(Exercise brief):
Locate all lines with the word "text" and copy them out.

Collection entries:
[start]

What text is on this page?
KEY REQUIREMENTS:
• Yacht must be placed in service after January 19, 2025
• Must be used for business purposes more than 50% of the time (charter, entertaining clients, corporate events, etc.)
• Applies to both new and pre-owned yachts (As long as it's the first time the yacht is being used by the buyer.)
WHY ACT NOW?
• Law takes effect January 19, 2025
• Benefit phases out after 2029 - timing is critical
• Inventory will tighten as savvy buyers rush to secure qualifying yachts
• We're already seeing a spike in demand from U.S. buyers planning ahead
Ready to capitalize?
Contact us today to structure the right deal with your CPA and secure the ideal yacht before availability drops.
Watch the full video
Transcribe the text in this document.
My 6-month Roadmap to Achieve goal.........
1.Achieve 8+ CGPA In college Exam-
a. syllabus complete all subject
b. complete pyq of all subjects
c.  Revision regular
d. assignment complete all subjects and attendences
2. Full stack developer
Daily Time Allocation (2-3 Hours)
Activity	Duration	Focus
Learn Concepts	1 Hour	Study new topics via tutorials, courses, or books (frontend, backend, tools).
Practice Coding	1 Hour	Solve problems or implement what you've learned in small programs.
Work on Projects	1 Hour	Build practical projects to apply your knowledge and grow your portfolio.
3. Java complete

[end]

(Task solution):
What text is on this page?
Transcribe the text in this document.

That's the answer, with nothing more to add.